- Written problem -
Compile every line that includes the word "County".

- Data in this exercise -
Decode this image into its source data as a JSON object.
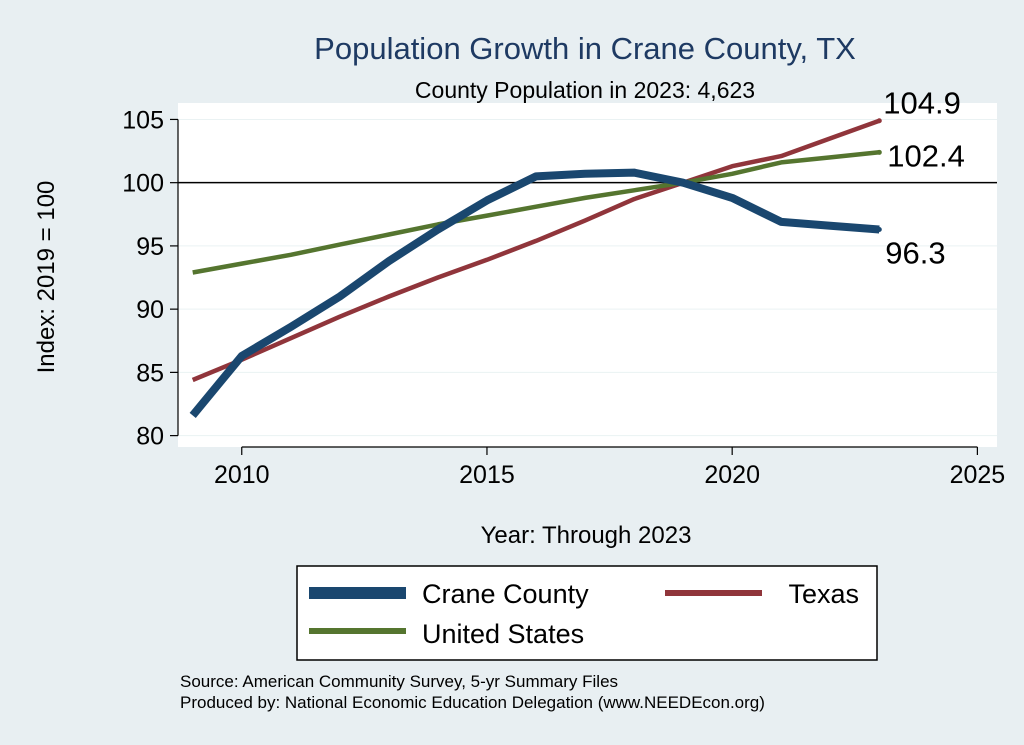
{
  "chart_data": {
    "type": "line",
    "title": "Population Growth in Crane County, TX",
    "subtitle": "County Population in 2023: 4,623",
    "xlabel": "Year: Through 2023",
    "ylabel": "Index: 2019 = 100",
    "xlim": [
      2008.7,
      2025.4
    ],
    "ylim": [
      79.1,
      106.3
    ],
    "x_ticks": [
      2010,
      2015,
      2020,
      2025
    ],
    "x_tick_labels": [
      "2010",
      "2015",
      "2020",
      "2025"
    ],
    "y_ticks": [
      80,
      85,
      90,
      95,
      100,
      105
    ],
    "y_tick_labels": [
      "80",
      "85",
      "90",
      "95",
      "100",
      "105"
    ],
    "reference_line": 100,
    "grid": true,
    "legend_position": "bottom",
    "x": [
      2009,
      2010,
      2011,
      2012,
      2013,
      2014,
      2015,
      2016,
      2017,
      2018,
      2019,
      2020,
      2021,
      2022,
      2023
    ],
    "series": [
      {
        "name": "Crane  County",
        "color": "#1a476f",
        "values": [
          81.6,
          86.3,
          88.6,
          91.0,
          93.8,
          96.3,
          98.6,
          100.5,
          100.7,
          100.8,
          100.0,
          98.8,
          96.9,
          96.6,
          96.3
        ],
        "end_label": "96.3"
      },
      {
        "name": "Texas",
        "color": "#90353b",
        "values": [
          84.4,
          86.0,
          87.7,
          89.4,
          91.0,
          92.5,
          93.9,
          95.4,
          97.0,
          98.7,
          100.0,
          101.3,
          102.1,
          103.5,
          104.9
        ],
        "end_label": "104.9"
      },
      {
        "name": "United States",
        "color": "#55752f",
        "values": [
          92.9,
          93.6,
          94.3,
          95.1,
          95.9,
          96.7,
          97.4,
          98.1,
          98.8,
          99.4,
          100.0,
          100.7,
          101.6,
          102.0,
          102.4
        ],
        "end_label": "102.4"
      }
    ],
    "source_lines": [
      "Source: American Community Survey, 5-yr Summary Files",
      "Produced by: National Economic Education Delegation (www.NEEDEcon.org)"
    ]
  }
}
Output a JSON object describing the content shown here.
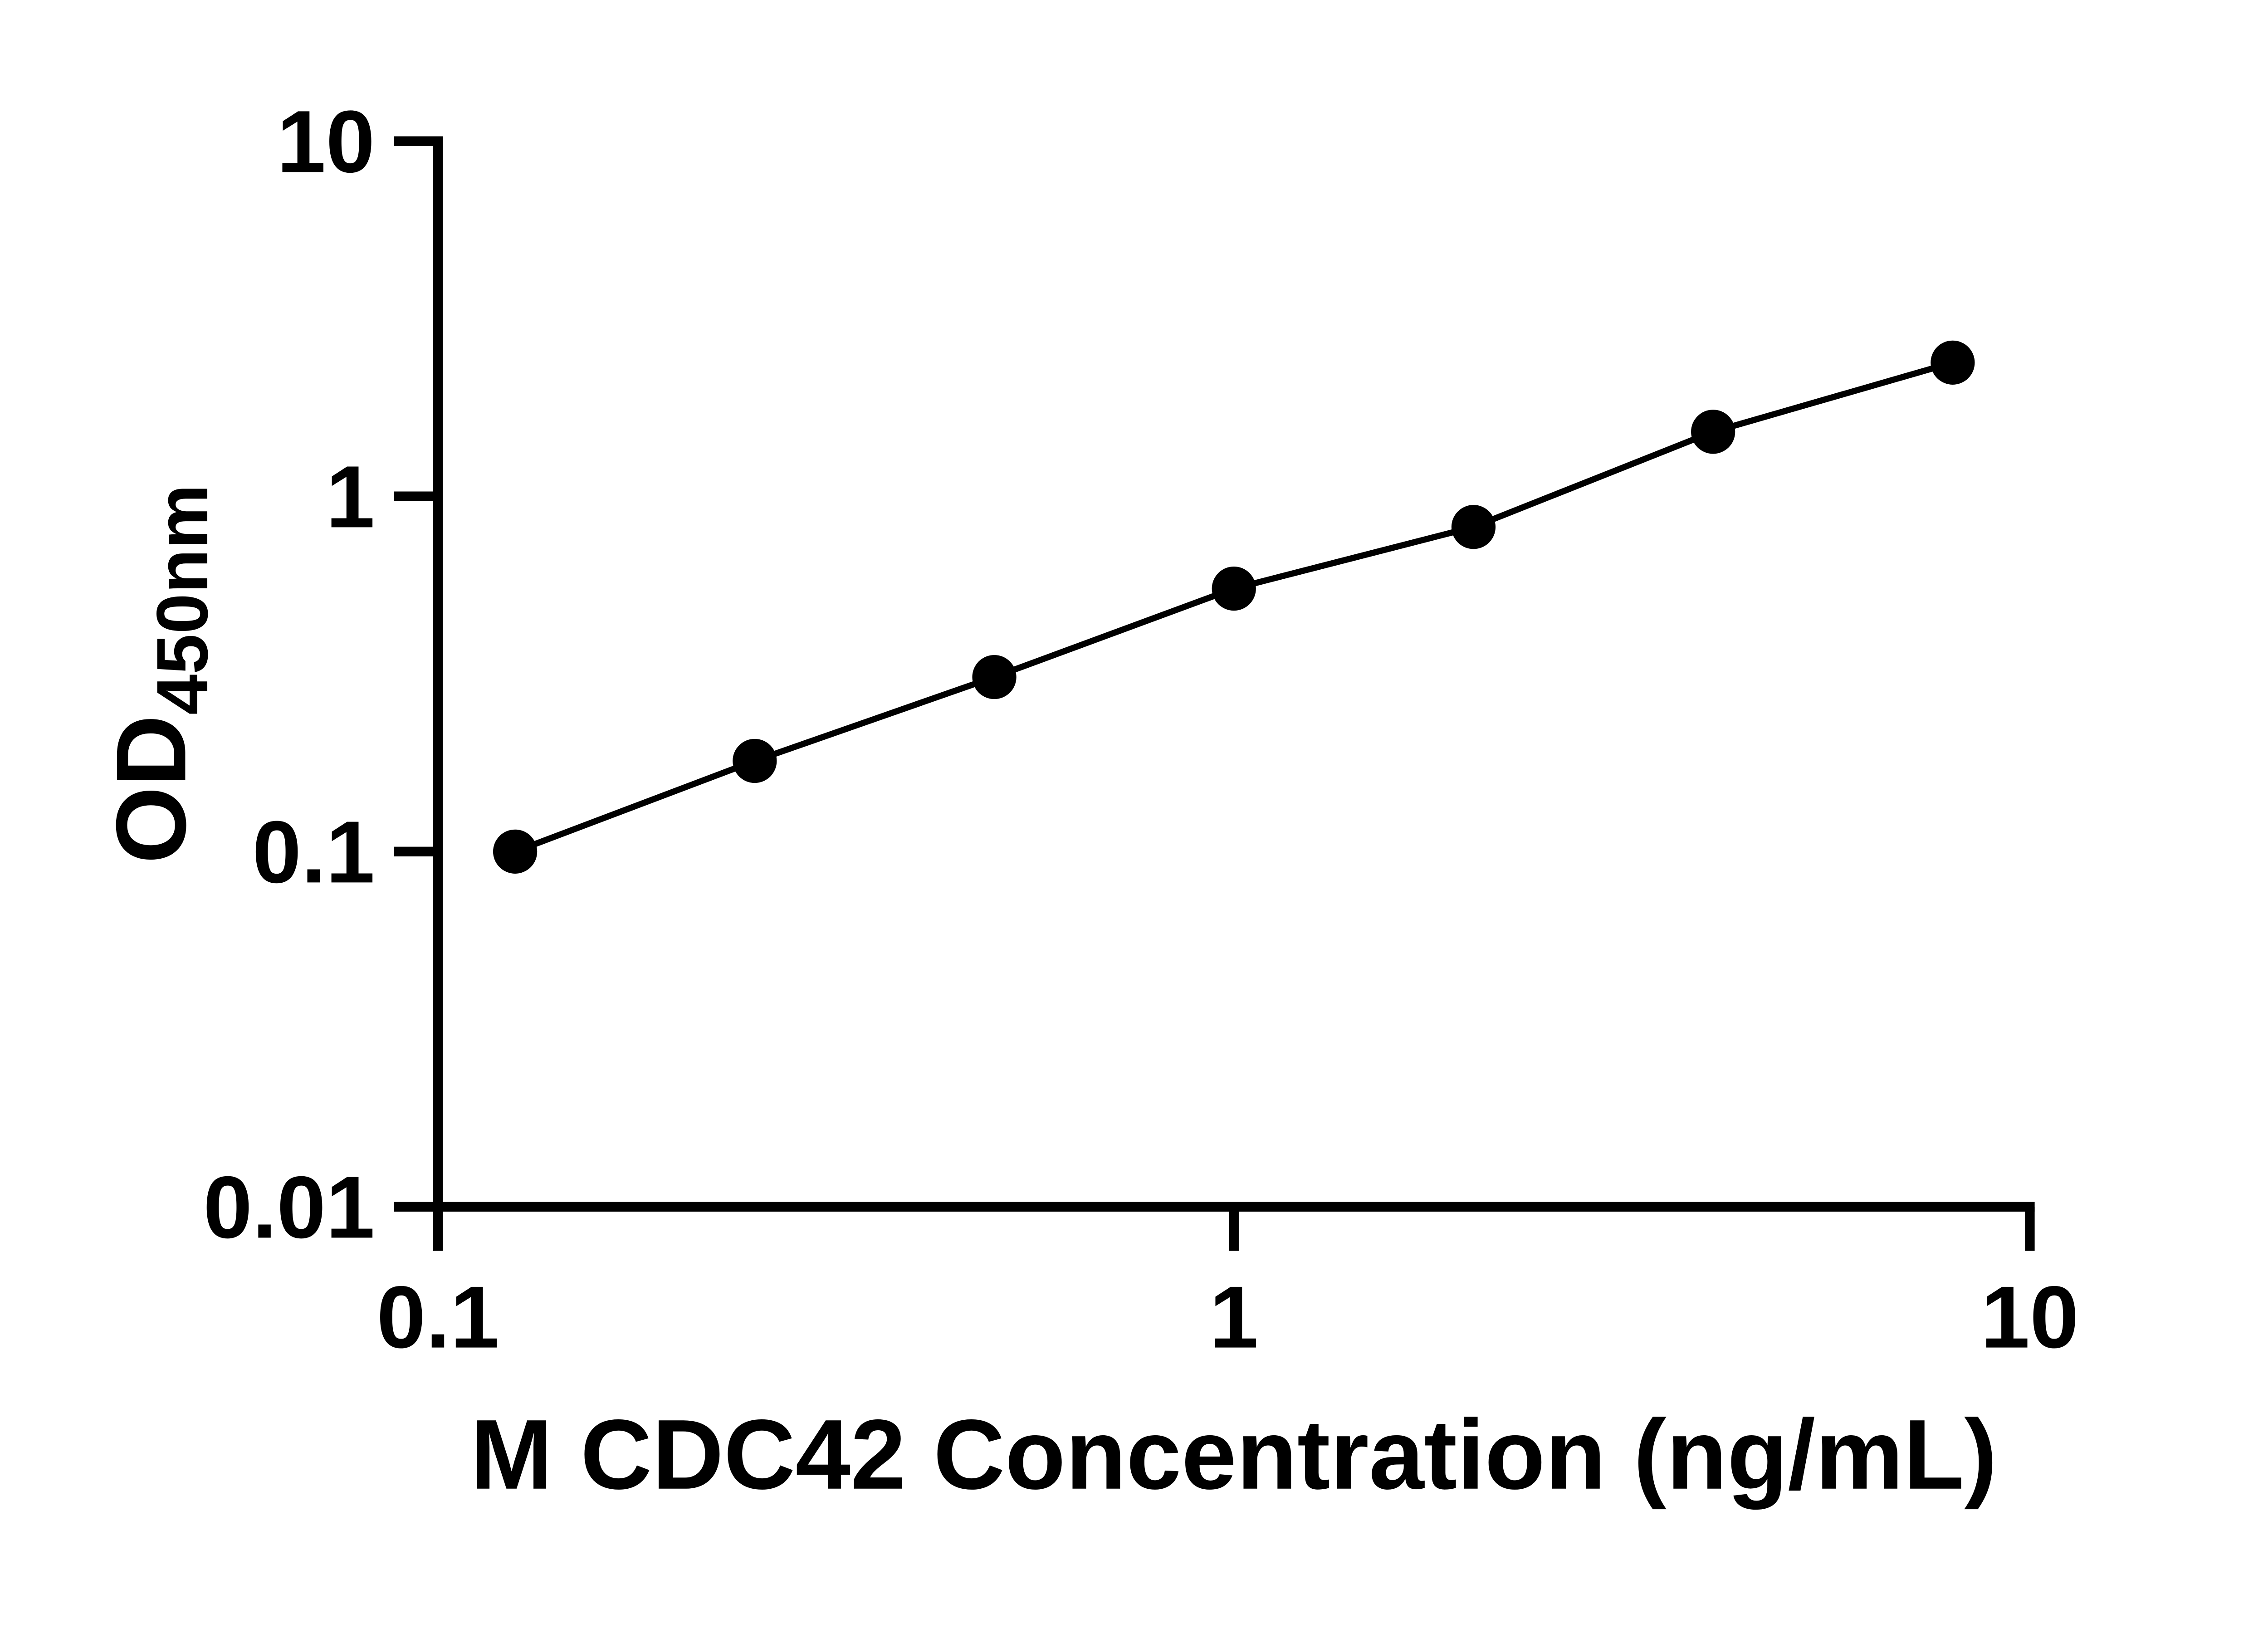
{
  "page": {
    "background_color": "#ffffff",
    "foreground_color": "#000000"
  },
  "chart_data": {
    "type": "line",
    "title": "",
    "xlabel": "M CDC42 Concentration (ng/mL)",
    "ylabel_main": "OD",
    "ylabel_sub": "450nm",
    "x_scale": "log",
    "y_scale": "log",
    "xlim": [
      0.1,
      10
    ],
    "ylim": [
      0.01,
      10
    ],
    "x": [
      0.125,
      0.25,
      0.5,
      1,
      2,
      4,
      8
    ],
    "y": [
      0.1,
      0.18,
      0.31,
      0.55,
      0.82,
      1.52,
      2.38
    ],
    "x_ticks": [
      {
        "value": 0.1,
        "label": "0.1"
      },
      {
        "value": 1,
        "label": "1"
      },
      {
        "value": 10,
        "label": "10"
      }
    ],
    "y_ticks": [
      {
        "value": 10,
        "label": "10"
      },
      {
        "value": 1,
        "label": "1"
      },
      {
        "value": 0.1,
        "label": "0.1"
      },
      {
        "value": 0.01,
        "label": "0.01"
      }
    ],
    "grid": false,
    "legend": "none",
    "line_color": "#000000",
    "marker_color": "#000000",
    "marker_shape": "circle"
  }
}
...
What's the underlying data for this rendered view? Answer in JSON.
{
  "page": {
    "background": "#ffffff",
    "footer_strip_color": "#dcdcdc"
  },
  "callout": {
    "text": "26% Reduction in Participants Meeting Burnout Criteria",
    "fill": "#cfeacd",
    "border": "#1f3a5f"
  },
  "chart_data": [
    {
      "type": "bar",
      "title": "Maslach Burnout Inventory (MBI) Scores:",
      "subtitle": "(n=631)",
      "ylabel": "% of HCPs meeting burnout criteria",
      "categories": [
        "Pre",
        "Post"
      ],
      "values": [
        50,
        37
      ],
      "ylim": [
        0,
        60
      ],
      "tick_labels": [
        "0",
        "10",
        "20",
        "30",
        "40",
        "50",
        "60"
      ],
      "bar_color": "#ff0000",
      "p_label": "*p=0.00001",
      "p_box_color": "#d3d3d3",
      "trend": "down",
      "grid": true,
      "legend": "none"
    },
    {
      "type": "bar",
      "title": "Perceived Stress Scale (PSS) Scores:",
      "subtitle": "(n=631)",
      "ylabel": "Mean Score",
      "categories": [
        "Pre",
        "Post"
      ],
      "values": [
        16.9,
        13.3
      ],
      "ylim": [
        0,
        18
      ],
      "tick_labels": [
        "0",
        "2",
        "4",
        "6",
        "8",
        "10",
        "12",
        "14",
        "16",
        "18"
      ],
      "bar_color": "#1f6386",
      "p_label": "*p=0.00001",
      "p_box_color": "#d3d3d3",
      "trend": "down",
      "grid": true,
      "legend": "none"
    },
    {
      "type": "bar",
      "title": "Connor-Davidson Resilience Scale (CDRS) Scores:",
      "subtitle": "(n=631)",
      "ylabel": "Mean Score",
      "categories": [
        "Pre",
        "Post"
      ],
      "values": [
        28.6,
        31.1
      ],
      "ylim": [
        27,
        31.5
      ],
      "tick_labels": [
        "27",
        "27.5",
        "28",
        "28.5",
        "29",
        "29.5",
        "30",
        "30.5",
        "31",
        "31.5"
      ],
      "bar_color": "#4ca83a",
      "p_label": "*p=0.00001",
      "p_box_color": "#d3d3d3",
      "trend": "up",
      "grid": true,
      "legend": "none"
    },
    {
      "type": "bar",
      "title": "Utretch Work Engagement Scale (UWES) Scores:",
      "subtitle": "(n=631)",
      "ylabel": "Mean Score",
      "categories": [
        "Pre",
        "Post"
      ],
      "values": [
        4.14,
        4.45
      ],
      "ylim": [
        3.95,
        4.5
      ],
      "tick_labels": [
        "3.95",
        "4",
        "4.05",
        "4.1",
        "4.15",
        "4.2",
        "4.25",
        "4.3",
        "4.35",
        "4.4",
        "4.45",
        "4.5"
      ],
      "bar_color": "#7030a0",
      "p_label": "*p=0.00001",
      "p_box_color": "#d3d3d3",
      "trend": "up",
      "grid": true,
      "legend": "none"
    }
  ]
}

- Full response -
    "title": "Population Growth in Crane County, TX",
    "subtitle": "County Population in 2023: 4,623",
        "name": "Crane  County",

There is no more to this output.